::: EXERCISE DATA :::

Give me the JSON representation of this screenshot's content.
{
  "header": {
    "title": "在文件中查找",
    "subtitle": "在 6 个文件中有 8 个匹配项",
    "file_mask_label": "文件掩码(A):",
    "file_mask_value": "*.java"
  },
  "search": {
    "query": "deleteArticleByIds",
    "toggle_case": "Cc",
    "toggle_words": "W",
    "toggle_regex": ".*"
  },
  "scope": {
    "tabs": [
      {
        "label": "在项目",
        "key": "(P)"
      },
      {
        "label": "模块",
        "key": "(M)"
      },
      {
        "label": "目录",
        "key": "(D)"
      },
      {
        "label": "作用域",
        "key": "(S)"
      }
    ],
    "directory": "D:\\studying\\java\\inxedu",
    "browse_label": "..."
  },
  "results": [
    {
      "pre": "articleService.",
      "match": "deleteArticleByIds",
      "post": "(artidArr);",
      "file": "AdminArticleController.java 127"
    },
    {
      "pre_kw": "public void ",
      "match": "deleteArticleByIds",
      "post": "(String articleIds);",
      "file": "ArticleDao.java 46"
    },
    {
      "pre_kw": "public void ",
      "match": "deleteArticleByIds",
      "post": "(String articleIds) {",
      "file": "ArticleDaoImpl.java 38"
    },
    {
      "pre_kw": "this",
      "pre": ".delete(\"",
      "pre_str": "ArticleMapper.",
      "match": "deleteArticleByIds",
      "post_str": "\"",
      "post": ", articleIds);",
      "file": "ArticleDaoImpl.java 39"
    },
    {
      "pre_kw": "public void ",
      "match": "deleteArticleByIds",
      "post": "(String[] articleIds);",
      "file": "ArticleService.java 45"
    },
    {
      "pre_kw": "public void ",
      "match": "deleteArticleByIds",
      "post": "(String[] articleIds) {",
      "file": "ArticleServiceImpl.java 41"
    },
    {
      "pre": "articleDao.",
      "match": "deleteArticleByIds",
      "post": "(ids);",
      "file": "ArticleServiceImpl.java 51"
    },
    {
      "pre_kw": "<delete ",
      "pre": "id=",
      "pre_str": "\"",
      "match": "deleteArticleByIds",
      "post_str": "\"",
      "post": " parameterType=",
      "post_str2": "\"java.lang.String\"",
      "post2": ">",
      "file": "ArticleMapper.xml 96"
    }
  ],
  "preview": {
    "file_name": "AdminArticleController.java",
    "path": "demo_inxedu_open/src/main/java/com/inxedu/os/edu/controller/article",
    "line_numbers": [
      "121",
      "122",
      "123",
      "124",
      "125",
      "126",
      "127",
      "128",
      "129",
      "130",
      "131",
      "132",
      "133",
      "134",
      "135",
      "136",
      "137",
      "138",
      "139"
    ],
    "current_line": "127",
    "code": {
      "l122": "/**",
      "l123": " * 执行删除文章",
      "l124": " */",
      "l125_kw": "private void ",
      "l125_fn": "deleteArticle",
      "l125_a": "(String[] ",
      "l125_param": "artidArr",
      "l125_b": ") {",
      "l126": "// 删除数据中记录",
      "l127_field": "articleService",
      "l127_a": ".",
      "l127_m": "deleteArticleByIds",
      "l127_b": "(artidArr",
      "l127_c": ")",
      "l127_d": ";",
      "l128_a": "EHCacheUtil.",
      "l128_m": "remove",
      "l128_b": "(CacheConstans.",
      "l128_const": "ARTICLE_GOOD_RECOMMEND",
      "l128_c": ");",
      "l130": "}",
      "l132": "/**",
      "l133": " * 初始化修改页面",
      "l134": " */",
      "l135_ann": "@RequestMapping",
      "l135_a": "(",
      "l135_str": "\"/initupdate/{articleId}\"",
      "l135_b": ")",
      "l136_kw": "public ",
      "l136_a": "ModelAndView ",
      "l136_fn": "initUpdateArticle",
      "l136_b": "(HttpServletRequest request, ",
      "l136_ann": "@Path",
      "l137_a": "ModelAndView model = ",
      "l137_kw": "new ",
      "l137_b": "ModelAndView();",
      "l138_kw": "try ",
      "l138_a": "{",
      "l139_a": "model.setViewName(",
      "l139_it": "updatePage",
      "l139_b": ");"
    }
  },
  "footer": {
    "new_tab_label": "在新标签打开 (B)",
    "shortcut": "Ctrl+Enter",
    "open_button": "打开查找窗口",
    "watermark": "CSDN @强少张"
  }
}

:::

• _WHAT IS ASKED_
Look for "this" and pull out every line that has it.

• _THE SOLUTION_
Give me the JSON representation of this screenshot's content.
      "pre_kw": "this",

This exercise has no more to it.